**Exercise prompt:**
Search the data below for the string "向左平移π". Extract every line that contains it.

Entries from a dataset
start

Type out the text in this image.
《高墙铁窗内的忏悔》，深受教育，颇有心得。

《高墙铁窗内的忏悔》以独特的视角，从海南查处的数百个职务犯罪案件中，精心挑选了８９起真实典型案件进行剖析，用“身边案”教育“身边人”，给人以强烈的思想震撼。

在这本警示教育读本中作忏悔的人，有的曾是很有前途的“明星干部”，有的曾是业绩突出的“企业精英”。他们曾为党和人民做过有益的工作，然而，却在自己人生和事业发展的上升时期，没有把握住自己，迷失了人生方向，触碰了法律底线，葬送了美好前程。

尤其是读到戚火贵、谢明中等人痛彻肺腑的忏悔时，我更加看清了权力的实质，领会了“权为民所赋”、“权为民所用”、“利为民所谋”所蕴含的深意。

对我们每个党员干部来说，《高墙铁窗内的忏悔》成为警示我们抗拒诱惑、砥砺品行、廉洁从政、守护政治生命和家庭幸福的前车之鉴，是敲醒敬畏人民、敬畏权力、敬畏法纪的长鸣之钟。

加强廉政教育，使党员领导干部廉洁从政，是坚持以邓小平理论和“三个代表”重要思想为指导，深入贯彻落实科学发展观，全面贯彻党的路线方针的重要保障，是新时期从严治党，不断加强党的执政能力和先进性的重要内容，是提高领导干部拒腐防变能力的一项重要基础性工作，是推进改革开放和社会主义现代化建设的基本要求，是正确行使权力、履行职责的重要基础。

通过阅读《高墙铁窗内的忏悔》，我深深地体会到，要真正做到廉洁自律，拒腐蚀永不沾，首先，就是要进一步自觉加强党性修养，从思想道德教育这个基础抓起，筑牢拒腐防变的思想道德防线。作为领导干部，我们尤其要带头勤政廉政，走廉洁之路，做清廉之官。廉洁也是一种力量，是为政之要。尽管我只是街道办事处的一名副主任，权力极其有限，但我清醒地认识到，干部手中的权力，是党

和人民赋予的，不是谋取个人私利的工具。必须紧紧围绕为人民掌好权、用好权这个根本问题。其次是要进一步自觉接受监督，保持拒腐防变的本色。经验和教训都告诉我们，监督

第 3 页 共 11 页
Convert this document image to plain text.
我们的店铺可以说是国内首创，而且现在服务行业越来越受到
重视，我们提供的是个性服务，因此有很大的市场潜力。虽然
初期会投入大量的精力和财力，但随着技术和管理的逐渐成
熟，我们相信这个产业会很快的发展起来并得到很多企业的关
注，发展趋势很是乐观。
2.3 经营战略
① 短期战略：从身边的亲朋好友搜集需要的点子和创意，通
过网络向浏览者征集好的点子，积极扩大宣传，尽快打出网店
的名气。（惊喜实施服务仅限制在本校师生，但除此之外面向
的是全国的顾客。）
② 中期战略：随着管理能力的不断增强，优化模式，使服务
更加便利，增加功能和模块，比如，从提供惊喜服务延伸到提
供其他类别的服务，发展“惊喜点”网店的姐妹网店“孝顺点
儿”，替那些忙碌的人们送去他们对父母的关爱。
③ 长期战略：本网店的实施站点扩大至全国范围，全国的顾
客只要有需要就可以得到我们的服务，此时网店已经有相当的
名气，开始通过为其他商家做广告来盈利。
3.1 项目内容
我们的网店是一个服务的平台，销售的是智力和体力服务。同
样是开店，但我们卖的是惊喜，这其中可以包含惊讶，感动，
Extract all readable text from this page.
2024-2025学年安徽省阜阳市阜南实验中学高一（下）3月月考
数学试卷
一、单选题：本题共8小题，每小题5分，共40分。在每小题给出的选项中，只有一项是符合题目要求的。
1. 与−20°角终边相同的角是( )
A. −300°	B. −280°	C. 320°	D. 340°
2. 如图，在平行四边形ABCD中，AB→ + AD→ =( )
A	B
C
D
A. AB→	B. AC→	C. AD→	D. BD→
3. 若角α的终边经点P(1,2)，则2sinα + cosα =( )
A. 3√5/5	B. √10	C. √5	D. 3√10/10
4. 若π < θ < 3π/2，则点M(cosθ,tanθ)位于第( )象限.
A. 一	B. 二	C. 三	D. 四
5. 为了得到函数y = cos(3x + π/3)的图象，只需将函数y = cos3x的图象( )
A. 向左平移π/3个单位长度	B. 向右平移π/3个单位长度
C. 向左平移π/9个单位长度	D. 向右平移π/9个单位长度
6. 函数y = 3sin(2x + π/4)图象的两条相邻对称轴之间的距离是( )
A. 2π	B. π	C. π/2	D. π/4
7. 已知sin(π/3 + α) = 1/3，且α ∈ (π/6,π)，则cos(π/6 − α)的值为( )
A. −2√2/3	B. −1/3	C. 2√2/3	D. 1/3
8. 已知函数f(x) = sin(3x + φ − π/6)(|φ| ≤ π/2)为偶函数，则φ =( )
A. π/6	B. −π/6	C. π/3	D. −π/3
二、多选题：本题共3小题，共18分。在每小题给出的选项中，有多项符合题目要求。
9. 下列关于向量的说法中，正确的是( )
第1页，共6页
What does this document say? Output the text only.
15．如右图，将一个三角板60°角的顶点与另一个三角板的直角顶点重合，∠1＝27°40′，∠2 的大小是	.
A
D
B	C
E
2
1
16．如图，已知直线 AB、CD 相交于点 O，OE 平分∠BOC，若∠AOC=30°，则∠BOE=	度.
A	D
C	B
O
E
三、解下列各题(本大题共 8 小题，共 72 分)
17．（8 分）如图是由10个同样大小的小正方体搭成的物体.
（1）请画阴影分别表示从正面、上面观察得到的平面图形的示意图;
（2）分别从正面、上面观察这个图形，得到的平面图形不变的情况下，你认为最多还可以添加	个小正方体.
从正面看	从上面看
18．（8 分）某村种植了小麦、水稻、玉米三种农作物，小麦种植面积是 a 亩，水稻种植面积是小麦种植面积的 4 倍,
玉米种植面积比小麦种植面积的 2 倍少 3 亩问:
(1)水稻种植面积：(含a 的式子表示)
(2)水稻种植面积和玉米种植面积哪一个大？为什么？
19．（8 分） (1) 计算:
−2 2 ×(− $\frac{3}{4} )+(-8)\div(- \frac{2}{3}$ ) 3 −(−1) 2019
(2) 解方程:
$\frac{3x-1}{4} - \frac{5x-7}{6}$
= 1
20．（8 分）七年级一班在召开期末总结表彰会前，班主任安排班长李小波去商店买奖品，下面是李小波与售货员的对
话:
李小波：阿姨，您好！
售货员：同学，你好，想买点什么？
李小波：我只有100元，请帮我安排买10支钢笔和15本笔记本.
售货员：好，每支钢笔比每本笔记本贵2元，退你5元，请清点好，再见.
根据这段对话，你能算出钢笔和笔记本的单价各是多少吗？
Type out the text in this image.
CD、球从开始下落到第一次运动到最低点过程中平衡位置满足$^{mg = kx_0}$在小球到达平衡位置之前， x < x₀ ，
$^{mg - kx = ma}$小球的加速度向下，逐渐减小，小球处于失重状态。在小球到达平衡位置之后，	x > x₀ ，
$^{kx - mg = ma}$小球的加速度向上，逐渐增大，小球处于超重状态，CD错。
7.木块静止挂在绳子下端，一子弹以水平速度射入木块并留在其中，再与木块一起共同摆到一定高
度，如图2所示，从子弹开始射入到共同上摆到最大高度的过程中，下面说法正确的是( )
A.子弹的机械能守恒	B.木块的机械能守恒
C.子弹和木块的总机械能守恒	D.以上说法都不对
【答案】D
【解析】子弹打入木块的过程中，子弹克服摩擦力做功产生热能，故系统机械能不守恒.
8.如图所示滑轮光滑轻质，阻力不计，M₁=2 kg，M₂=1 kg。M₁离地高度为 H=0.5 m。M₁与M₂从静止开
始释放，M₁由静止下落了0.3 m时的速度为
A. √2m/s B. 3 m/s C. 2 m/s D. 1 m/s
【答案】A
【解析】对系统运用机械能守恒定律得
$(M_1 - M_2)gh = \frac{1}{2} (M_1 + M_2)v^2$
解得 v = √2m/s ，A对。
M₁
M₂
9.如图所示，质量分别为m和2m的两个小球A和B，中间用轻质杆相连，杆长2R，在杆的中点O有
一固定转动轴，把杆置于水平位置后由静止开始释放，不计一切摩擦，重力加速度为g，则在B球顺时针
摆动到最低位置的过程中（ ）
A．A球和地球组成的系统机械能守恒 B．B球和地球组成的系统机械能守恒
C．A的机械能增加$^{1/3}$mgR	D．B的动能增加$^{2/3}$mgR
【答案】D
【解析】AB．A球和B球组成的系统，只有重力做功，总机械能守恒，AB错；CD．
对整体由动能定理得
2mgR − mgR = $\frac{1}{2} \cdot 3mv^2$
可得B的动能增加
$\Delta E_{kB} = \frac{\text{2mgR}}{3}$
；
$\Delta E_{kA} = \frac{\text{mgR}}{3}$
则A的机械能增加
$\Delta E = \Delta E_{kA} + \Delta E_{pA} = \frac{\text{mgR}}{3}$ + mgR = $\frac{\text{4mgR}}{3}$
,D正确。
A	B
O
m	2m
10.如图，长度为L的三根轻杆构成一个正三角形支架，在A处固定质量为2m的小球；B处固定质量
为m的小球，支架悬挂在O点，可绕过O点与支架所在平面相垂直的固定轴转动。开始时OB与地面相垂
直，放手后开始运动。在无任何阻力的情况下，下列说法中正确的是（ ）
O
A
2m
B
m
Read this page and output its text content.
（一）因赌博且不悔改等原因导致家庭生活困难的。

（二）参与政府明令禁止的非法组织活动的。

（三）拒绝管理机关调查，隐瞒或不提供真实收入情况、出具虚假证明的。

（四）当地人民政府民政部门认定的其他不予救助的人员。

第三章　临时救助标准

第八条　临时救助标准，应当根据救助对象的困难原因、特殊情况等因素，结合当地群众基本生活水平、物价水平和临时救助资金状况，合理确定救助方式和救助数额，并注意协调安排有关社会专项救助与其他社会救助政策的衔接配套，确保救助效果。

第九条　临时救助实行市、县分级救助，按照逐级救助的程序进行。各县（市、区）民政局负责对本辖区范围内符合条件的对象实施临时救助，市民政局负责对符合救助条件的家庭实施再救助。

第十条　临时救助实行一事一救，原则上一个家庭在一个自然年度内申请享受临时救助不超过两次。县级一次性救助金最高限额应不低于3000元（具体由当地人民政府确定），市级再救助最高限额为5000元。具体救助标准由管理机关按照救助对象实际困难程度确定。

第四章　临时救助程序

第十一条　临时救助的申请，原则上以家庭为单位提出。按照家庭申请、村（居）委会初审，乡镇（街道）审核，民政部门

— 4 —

end

**Response:**
A. 向左平移π/3个单位长度	B. 向右平移π/3个单位长度
C. 向左平移π/9个单位长度	D. 向右平移π/9个单位长度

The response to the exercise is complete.